↓↓↓

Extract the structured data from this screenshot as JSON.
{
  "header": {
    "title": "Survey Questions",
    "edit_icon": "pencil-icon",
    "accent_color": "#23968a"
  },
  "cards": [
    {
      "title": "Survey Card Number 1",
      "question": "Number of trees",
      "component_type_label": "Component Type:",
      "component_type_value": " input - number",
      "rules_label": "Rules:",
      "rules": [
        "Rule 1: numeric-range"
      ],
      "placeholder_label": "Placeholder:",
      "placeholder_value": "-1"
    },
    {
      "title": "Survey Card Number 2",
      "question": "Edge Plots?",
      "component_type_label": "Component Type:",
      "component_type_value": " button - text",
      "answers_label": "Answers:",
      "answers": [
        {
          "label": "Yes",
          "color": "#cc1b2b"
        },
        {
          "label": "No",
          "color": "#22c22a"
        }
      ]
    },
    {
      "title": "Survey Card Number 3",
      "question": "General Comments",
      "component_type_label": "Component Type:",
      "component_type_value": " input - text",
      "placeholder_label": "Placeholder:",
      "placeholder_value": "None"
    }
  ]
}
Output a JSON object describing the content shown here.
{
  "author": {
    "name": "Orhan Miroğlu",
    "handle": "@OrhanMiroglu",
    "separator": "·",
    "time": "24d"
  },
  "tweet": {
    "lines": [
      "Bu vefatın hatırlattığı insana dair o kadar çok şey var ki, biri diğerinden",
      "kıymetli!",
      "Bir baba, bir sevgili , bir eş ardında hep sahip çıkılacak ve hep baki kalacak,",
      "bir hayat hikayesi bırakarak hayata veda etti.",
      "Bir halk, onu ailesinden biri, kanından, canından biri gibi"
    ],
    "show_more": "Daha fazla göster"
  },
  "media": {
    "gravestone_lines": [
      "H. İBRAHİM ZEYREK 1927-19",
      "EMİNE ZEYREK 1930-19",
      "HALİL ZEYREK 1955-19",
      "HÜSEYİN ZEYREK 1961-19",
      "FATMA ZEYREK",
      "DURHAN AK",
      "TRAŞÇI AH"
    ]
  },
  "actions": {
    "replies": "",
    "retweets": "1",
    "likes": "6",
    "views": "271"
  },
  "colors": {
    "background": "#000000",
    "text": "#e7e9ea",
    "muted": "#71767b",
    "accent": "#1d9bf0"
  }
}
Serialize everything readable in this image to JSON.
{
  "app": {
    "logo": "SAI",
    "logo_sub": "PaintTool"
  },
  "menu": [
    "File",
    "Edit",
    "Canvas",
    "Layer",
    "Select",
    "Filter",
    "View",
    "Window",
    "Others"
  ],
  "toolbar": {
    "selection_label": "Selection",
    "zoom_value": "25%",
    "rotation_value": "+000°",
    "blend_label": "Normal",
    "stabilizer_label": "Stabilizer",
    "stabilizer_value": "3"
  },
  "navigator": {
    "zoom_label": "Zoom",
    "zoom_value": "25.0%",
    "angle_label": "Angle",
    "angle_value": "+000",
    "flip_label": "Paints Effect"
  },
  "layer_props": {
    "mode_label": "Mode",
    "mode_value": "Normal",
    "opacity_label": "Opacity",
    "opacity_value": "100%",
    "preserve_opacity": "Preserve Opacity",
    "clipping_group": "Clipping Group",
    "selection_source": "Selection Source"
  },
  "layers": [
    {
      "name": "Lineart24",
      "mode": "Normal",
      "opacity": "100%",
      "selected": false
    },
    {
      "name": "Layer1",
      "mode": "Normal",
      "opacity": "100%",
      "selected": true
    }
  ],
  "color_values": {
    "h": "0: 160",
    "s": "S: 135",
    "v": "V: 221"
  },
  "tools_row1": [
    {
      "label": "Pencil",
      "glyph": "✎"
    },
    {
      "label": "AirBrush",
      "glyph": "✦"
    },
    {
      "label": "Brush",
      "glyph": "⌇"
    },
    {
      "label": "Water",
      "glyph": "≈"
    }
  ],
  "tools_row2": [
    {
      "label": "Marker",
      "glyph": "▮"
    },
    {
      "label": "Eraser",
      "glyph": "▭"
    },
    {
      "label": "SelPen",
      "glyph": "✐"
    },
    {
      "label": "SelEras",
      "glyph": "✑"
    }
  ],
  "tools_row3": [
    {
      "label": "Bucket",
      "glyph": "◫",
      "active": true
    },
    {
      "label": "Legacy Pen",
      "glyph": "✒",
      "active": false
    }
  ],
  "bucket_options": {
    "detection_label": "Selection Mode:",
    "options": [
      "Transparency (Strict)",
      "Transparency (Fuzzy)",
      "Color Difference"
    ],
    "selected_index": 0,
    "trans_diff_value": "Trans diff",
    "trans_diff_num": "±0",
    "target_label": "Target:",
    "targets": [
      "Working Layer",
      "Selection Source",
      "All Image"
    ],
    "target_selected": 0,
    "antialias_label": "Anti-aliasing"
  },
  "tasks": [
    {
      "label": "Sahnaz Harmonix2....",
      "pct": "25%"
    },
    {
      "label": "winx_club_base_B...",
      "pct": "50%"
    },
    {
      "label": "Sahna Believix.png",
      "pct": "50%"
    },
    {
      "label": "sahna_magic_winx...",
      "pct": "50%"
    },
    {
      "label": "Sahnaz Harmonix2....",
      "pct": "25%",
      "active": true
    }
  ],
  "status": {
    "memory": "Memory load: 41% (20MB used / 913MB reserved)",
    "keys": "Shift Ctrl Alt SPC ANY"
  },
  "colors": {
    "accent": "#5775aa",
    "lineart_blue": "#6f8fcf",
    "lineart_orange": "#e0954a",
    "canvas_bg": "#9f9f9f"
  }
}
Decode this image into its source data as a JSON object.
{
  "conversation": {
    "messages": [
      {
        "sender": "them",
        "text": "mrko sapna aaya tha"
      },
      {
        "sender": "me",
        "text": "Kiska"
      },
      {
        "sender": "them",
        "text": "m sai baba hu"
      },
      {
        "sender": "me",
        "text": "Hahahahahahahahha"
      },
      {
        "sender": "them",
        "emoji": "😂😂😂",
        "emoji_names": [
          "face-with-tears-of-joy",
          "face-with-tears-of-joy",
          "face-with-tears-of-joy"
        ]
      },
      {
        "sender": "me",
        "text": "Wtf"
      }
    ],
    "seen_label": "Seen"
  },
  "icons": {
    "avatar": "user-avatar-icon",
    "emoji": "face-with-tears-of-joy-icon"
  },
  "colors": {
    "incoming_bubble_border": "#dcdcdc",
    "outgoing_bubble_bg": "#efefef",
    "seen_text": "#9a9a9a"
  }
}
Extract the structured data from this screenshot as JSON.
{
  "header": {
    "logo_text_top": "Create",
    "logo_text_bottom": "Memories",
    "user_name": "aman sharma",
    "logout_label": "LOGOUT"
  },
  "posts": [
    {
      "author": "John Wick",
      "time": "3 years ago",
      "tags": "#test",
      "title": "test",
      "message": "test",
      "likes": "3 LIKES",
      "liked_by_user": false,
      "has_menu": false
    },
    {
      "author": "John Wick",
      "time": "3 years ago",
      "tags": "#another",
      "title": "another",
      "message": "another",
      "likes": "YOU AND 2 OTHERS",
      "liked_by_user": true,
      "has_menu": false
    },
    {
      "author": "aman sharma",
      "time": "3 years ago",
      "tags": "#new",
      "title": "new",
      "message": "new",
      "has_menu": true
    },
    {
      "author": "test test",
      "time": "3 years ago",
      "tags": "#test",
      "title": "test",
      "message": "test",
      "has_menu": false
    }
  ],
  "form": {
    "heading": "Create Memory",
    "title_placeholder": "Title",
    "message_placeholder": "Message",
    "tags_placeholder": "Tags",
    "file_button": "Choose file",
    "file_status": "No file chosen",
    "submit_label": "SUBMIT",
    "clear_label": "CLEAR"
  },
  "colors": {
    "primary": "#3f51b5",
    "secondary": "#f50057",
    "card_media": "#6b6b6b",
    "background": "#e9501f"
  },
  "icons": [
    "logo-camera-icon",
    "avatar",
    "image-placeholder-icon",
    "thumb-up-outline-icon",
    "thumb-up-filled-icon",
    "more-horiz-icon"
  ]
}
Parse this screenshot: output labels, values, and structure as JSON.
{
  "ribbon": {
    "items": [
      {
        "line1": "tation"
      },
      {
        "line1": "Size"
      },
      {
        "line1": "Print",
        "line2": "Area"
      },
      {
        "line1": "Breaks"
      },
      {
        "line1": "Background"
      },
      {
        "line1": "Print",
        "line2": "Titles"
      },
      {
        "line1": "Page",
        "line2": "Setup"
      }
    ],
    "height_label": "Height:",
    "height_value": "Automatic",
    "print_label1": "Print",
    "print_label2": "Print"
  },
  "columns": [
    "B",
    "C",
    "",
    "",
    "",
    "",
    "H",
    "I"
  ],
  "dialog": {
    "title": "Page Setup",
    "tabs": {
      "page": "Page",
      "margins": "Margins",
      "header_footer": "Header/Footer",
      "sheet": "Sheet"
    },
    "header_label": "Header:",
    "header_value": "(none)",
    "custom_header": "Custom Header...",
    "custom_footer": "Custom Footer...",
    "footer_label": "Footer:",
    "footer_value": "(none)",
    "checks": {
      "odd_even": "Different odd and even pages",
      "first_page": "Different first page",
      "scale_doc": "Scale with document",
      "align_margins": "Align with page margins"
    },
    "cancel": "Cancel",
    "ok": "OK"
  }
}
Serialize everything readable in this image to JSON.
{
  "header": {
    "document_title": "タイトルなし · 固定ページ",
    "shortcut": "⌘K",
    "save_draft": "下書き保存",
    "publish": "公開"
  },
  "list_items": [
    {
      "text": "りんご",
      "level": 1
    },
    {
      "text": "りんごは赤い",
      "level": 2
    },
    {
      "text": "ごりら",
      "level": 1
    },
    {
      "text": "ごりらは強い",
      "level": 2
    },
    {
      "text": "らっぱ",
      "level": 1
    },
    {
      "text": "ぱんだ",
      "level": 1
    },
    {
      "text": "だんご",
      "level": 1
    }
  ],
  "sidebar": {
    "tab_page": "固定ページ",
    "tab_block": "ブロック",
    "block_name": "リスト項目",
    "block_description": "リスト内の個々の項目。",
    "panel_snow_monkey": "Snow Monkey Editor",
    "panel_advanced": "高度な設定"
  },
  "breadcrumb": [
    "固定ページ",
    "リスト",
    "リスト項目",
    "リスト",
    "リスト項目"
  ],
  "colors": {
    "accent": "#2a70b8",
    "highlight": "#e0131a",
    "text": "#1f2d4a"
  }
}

↑↑↑

Locate all lines that include the word "aman" and copy them out.

■ Solved problem
    "user_name": "aman sharma",
      "author": "aman sharma",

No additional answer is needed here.